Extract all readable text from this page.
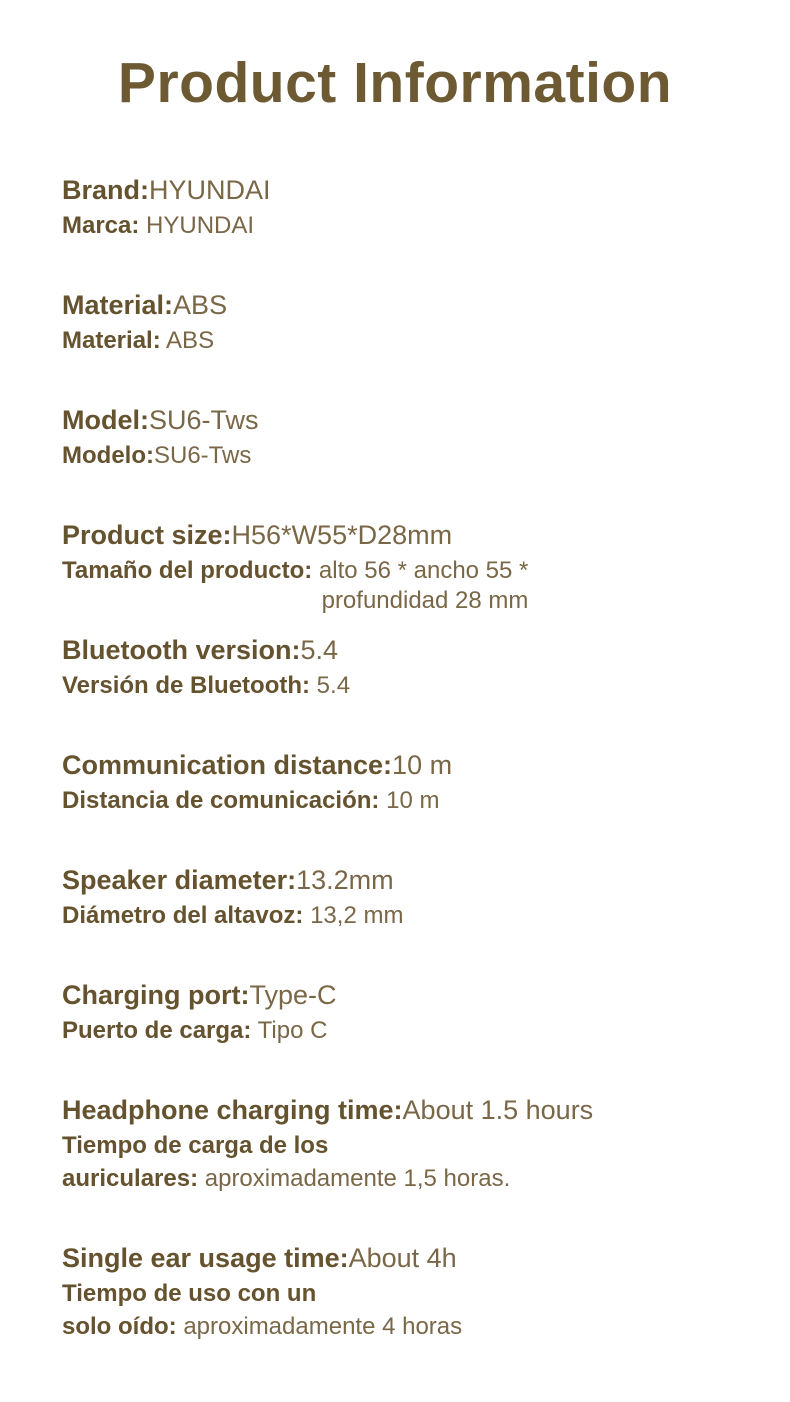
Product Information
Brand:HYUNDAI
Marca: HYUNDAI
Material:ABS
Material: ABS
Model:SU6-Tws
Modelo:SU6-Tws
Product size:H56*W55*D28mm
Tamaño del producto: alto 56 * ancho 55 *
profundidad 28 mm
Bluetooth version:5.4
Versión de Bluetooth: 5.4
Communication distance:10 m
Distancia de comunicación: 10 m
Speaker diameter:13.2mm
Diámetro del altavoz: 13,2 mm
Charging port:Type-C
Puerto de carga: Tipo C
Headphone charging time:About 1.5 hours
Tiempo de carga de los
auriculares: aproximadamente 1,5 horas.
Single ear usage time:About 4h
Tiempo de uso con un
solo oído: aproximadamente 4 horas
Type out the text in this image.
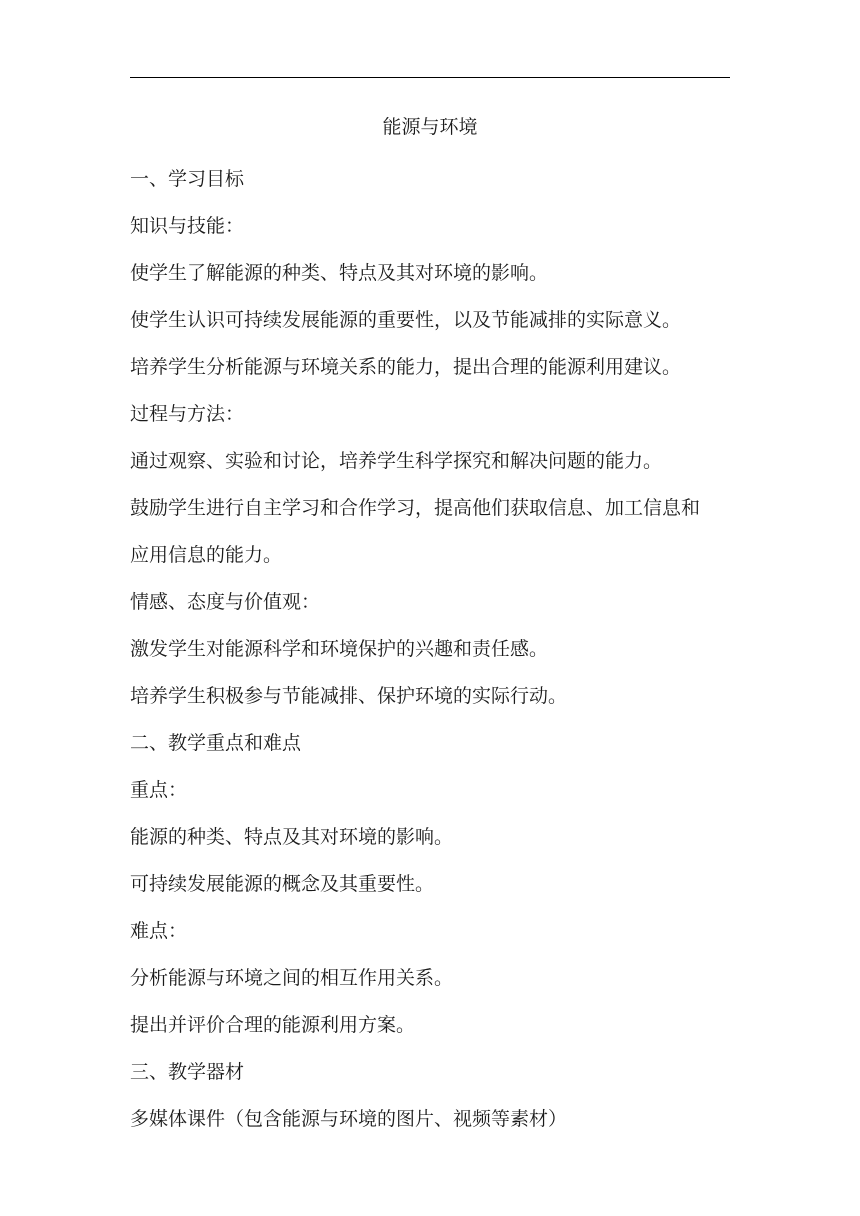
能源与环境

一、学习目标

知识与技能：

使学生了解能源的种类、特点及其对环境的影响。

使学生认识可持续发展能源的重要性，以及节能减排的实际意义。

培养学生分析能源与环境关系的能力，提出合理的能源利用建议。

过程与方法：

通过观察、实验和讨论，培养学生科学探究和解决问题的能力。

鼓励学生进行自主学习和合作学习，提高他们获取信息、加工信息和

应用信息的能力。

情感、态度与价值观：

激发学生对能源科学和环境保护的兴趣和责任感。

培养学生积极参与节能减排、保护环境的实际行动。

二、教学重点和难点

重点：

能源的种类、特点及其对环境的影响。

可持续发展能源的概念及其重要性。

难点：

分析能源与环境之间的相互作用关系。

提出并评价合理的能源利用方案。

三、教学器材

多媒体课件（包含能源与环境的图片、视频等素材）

_ _ _

### Exercise description
For each line in the data above that contains the string "horas", extract the line.

### Exercise result
auriculares: aproximadamente 1,5 horas.
solo oído: aproximadamente 4 horas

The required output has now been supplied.